Direction: Please restate the following records word for word.

☆ ☆ ☆ ☆

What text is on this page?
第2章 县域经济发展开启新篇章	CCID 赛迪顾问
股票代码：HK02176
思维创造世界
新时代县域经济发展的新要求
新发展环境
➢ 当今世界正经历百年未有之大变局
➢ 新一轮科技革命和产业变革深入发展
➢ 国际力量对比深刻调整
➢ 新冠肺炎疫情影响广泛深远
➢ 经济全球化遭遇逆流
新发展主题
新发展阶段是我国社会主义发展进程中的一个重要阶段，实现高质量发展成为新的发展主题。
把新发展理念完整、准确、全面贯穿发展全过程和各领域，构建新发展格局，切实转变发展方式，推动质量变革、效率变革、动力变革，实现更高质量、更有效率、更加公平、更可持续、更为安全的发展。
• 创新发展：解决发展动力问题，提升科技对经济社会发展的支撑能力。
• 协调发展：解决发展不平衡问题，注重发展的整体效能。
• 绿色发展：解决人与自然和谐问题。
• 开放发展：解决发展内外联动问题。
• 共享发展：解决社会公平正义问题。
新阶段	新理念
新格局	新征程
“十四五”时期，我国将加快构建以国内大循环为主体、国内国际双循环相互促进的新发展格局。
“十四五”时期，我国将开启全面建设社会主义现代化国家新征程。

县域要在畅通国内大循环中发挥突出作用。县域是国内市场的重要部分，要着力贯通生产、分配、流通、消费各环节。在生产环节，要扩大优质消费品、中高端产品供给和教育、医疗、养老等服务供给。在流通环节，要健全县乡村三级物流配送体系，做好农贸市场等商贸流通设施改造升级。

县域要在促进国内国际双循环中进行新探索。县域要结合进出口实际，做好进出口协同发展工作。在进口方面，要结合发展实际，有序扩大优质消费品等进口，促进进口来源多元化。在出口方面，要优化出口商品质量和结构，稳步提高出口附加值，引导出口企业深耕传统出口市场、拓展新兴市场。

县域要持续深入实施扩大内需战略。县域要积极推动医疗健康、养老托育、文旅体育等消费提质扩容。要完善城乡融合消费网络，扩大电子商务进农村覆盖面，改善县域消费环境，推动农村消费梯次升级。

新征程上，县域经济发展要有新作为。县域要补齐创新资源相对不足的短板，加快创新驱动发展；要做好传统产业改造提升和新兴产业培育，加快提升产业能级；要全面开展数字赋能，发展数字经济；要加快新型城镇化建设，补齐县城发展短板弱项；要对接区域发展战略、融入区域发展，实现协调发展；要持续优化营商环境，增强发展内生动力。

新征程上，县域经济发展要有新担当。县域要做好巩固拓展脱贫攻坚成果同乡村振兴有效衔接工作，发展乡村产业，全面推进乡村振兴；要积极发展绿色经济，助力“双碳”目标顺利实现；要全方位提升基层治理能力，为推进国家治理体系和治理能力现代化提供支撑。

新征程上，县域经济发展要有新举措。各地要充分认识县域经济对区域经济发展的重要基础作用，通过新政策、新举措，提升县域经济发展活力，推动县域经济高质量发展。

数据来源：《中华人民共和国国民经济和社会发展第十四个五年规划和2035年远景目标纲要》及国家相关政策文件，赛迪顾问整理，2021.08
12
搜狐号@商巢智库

☆ ☆ ☆ ☆

Exercise response:
What text is on this page?
第2章 县域经济发展开启新篇章	CCID 赛迪顾问
股票代码：HK02176
思维创造世界
新时代县域经济发展的新要求
新发展环境
➢ 当今世界正经历百年未有之大变局
➢ 新一轮科技革命和产业变革深入发展
➢ 国际力量对比深刻调整
➢ 新冠肺炎疫情影响广泛深远
➢ 经济全球化遭遇逆流
新发展主题
新发展阶段是我国社会主义发展进程中的一个重要阶段，实现高质量发展成为新的发展主题。
把新发展理念完整、准确、全面贯穿发展全过程和各领域，构建新发展格局，切实转变发展方式，推动质量变革、效率变革、动力变革，实现更高质量、更有效率、更加公平、更可持续、更为安全的发展。
• 创新发展：解决发展动力问题，提升科技对经济社会发展的支撑能力。
• 协调发展：解决发展不平衡问题，注重发展的整体效能。
• 绿色发展：解决人与自然和谐问题。
• 开放发展：解决发展内外联动问题。
• 共享发展：解决社会公平正义问题。
新阶段	新理念
新格局	新征程
“十四五”时期，我国将加快构建以国内大循环为主体、国内国际双循环相互促进的新发展格局。
“十四五”时期，我国将开启全面建设社会主义现代化国家新征程。

县域要在畅通国内大循环中发挥突出作用。县域是国内市场的重要部分，要着力贯通生产、分配、流通、消费各环节。在生产环节，要扩大优质消费品、中高端产品供给和教育、医疗、养老等服务供给。在流通环节，要健全县乡村三级物流配送体系，做好农贸市场等商贸流通设施改造升级。

县域要在促进国内国际双循环中进行新探索。县域要结合进出口实际，做好进出口协同发展工作。在进口方面，要结合发展实际，有序扩大优质消费品等进口，促进进口来源多元化。在出口方面，要优化出口商品质量和结构，稳步提高出口附加值，引导出口企业深耕传统出口市场、拓展新兴市场。

县域要持续深入实施扩大内需战略。县域要积极推动医疗健康、养老托育、文旅体育等消费提质扩容。要完善城乡融合消费网络，扩大电子商务进农村覆盖面，改善县域消费环境，推动农村消费梯次升级。

新征程上，县域经济发展要有新作为。县域要补齐创新资源相对不足的短板，加快创新驱动发展；要做好传统产业改造提升和新兴产业培育，加快提升产业能级；要全面开展数字赋能，发展数字经济；要加快新型城镇化建设，补齐县城发展短板弱项；要对接区域发展战略、融入区域发展，实现协调发展；要持续优化营商环境，增强发展内生动力。

新征程上，县域经济发展要有新担当。县域要做好巩固拓展脱贫攻坚成果同乡村振兴有效衔接工作，发展乡村产业，全面推进乡村振兴；要积极发展绿色经济，助力“双碳”目标顺利实现；要全方位提升基层治理能力，为推进国家治理体系和治理能力现代化提供支撑。

新征程上，县域经济发展要有新举措。各地要充分认识县域经济对区域经济发展的重要基础作用，通过新政策、新举措，提升县域经济发展活力，推动县域经济高质量发展。

数据来源：《中华人民共和国国民经济和社会发展第十四个五年规划和2035年远景目标纲要》及国家相关政策文件，赛迪顾问整理，2021.08
12
搜狐号@商巢智库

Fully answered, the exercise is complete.